━━━━━ EXERCISE INPUT

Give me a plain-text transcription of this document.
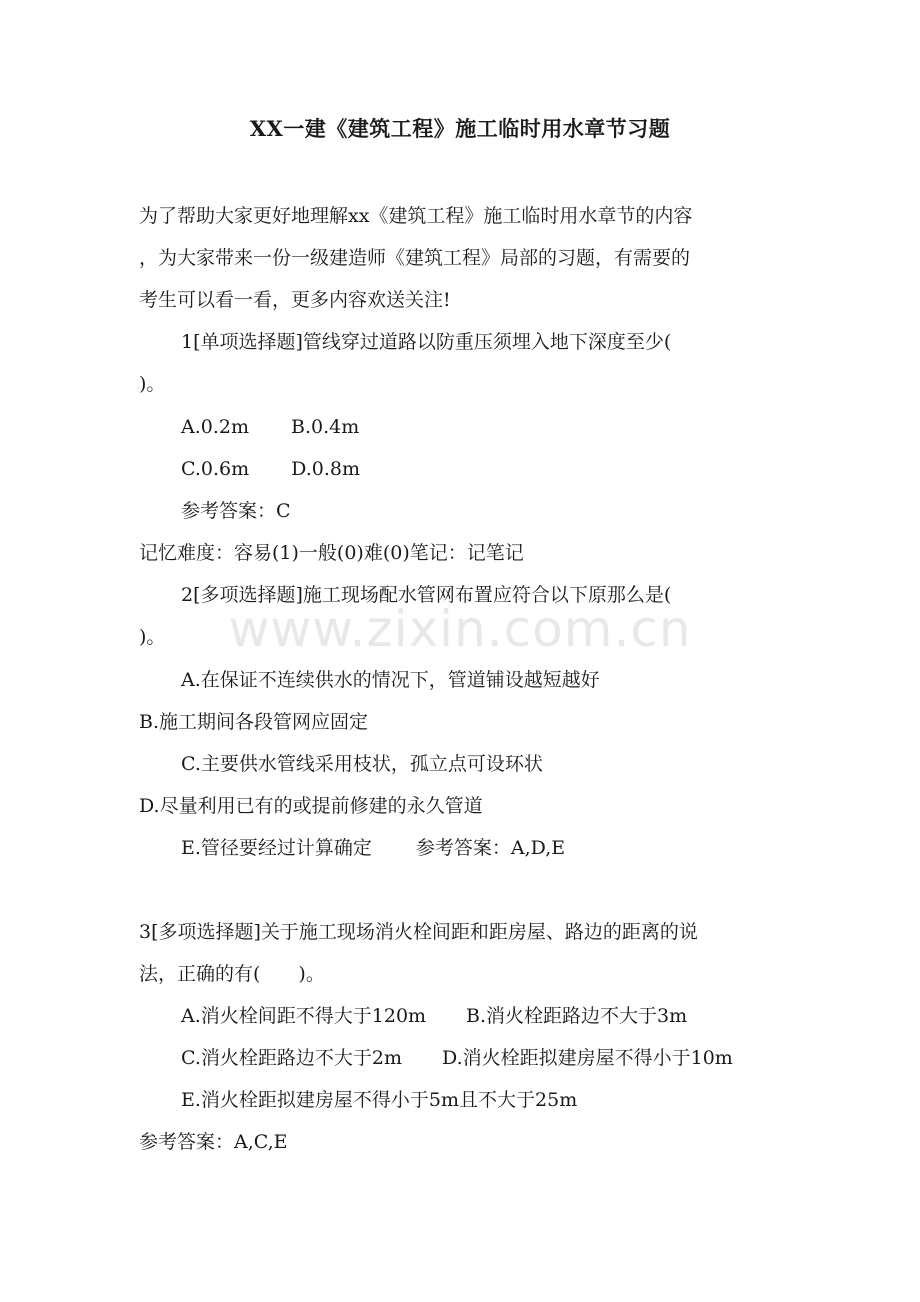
XX一建《建筑工程》施工临时用水章节习题
为了帮助大家更好地理解xx《建筑工程》施工临时用水章节的内容
，为大家带来一份一级建造师《建筑工程》局部的习题，有需要的
考生可以看一看，更多内容欢送关注!
1[单项选择题]管线穿过道路以防重压须埋入地下深度至少(
)。
A.0.2m B.0.4m
C.0.6m D.0.8m
参考答案：C
记忆难度：容易(1)一般(0)难(0)笔记：记笔记
2[多项选择题]施工现场配水管网布置应符合以下原那么是(
)。
A.在保证不连续供水的情况下，管道铺设越短越好
B.施工期间各段管网应固定
C.主要供水管线采用枝状，孤立点可设环状
D.尽量利用已有的或提前修建的永久管道
E.管径要经过计算确定 参考答案：A,D,E
3[多项选择题]关于施工现场消火栓间距和距房屋、路边的距离的说
法，正确的有(　　)。
A.消火栓间距不得大于120m B.消火栓距路边不大于3m
C.消火栓距路边不大于2m D.消火栓距拟建房屋不得小于10m
E.消火栓距拟建房屋不得小于5m且不大于25m
参考答案：A,C,E
www.zixin.com.cn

━━━━━━━━━━

EXERCISE GOAL: Quote each entry above verbatim and drop the pictures.

RESPONSE BELOW:
Give me a plain-text transcription of this document.
XX一建《建筑工程》施工临时用水章节习题
为了帮助大家更好地理解xx《建筑工程》施工临时用水章节的内容
，为大家带来一份一级建造师《建筑工程》局部的习题，有需要的
考生可以看一看，更多内容欢送关注!
1[单项选择题]管线穿过道路以防重压须埋入地下深度至少(
)。
A.0.2m B.0.4m
C.0.6m D.0.8m
参考答案：C
记忆难度：容易(1)一般(0)难(0)笔记：记笔记
2[多项选择题]施工现场配水管网布置应符合以下原那么是(
)。
A.在保证不连续供水的情况下，管道铺设越短越好
B.施工期间各段管网应固定
C.主要供水管线采用枝状，孤立点可设环状
D.尽量利用已有的或提前修建的永久管道
E.管径要经过计算确定 参考答案：A,D,E
3[多项选择题]关于施工现场消火栓间距和距房屋、路边的距离的说
法，正确的有(　　)。
A.消火栓间距不得大于120m B.消火栓距路边不大于3m
C.消火栓距路边不大于2m D.消火栓距拟建房屋不得小于10m
E.消火栓距拟建房屋不得小于5m且不大于25m
参考答案：A,C,E
www.zixin.com.cn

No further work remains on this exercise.